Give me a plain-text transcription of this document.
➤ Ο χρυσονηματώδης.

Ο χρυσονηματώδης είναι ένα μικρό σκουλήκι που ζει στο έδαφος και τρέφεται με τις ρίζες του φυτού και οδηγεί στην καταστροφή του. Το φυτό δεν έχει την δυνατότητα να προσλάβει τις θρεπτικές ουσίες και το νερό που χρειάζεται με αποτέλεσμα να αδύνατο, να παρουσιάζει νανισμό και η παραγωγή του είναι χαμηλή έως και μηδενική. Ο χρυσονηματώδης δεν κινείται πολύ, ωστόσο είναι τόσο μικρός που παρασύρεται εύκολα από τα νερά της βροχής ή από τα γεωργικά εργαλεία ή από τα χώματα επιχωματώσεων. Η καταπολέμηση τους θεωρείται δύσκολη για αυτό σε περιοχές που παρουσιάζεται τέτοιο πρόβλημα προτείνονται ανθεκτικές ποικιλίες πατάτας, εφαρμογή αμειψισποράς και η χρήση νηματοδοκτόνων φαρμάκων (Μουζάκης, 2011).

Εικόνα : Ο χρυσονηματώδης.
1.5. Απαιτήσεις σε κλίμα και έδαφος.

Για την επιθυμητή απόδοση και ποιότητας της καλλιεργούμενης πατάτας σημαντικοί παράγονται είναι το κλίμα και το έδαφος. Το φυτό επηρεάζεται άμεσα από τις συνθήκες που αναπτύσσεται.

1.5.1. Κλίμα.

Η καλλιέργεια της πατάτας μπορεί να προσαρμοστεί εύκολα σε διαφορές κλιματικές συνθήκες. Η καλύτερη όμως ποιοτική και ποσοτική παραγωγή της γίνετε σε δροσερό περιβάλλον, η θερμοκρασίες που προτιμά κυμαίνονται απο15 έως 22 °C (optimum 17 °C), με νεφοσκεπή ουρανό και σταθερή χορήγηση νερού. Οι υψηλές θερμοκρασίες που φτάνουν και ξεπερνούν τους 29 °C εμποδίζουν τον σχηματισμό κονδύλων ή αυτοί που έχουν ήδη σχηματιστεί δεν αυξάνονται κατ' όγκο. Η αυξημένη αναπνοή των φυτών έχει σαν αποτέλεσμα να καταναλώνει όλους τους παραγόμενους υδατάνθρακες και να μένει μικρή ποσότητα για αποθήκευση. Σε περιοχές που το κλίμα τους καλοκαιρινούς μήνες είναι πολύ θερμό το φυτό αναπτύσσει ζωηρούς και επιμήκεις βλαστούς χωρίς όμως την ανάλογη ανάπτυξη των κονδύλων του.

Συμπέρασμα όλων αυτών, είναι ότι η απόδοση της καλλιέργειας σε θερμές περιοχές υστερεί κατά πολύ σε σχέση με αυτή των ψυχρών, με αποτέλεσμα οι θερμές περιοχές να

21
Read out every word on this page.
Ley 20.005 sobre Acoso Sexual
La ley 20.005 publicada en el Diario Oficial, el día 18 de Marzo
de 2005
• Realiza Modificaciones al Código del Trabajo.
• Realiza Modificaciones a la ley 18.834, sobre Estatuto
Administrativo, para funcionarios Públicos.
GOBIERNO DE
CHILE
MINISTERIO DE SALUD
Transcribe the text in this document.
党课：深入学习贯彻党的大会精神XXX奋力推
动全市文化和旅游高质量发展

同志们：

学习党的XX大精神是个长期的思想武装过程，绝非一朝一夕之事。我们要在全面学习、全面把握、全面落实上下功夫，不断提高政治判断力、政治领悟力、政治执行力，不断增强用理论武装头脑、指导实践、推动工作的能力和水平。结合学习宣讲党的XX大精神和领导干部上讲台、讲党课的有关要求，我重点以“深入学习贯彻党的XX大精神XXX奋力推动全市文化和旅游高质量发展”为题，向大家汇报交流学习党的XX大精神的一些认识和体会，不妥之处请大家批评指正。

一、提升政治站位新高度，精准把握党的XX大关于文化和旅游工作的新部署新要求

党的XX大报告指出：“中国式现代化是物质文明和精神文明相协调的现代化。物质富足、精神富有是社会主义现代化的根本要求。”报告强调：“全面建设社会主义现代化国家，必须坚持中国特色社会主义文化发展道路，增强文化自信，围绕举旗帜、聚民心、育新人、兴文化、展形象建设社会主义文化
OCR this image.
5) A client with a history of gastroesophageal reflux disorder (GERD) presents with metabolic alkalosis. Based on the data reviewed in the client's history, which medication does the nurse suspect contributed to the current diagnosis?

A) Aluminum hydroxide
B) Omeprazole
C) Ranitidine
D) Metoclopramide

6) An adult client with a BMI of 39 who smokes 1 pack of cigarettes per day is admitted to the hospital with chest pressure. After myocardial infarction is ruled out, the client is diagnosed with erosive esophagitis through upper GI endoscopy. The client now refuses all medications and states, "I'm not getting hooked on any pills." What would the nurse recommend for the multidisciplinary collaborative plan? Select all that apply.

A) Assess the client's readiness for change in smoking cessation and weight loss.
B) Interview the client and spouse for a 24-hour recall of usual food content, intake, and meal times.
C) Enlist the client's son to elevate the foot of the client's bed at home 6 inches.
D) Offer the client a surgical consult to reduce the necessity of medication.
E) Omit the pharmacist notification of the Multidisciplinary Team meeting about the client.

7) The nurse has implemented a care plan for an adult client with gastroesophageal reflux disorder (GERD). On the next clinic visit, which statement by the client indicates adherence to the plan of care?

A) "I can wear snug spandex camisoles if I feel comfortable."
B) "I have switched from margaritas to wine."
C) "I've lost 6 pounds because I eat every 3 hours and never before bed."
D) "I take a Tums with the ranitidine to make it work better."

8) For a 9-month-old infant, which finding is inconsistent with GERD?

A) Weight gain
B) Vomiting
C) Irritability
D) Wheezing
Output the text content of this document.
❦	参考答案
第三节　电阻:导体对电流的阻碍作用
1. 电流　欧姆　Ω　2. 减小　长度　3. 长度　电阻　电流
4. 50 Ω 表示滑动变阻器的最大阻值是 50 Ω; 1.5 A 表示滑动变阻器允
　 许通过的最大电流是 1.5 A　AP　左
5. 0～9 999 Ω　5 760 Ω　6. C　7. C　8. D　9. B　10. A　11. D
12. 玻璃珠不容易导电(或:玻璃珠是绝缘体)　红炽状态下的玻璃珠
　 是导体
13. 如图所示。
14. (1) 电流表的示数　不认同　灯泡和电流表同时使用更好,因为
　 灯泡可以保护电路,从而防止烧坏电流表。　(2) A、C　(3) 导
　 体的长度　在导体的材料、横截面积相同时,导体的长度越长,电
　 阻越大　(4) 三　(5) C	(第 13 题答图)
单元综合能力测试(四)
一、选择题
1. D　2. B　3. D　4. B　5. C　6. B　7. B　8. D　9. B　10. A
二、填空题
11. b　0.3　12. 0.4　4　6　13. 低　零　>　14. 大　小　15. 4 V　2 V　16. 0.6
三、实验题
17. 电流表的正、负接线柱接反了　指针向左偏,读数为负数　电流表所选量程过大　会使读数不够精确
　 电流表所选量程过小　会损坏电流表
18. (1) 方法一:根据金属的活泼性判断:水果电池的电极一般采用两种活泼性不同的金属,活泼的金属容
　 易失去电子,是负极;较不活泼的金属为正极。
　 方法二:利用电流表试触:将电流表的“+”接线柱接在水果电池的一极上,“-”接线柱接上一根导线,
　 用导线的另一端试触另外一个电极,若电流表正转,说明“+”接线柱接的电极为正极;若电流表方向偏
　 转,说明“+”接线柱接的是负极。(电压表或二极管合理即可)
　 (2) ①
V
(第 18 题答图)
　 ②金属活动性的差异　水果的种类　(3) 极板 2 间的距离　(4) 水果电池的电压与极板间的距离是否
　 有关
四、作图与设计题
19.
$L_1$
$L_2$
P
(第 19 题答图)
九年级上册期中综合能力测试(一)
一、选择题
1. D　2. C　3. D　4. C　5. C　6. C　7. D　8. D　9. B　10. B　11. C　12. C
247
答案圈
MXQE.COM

YOUR OBJECTIVE ▸
With both ends included, please retype exactly the lines from the line containing "Output the text content of this document." to the final line of the data.

THE ANSWER ▸
Output the text content of this document.
❦	参考答案
第三节　电阻:导体对电流的阻碍作用
1. 电流　欧姆　Ω　2. 减小　长度　3. 长度　电阻　电流
4. 50 Ω 表示滑动变阻器的最大阻值是 50 Ω; 1.5 A 表示滑动变阻器允
　 许通过的最大电流是 1.5 A　AP　左
5. 0～9 999 Ω　5 760 Ω　6. C　7. C　8. D　9. B　10. A　11. D
12. 玻璃珠不容易导电(或:玻璃珠是绝缘体)　红炽状态下的玻璃珠
　 是导体
13. 如图所示。
14. (1) 电流表的示数　不认同　灯泡和电流表同时使用更好,因为
　 灯泡可以保护电路,从而防止烧坏电流表。　(2) A、C　(3) 导
　 体的长度　在导体的材料、横截面积相同时,导体的长度越长,电
　 阻越大　(4) 三　(5) C	(第 13 题答图)
单元综合能力测试(四)
一、选择题
1. D　2. B　3. D　4. B　5. C　6. B　7. B　8. D　9. B　10. A
二、填空题
11. b　0.3　12. 0.4　4　6　13. 低　零　>　14. 大　小　15. 4 V　2 V　16. 0.6
三、实验题
17. 电流表的正、负接线柱接反了　指针向左偏,读数为负数　电流表所选量程过大　会使读数不够精确
　 电流表所选量程过小　会损坏电流表
18. (1) 方法一:根据金属的活泼性判断:水果电池的电极一般采用两种活泼性不同的金属,活泼的金属容
　 易失去电子,是负极;较不活泼的金属为正极。
　 方法二:利用电流表试触:将电流表的“+”接线柱接在水果电池的一极上,“-”接线柱接上一根导线,
　 用导线的另一端试触另外一个电极,若电流表正转,说明“+”接线柱接的电极为正极;若电流表方向偏
　 转,说明“+”接线柱接的是负极。(电压表或二极管合理即可)
　 (2) ①
V
(第 18 题答图)
　 ②金属活动性的差异　水果的种类　(3) 极板 2 间的距离　(4) 水果电池的电压与极板间的距离是否
　 有关
四、作图与设计题
19.
$L_1$
$L_2$
P
(第 19 题答图)
九年级上册期中综合能力测试(一)
一、选择题
1. D　2. C　3. D　4. C　5. C　6. C　7. D　8. D　9. B　10. B　11. C　12. C
247
答案圈
MXQE.COM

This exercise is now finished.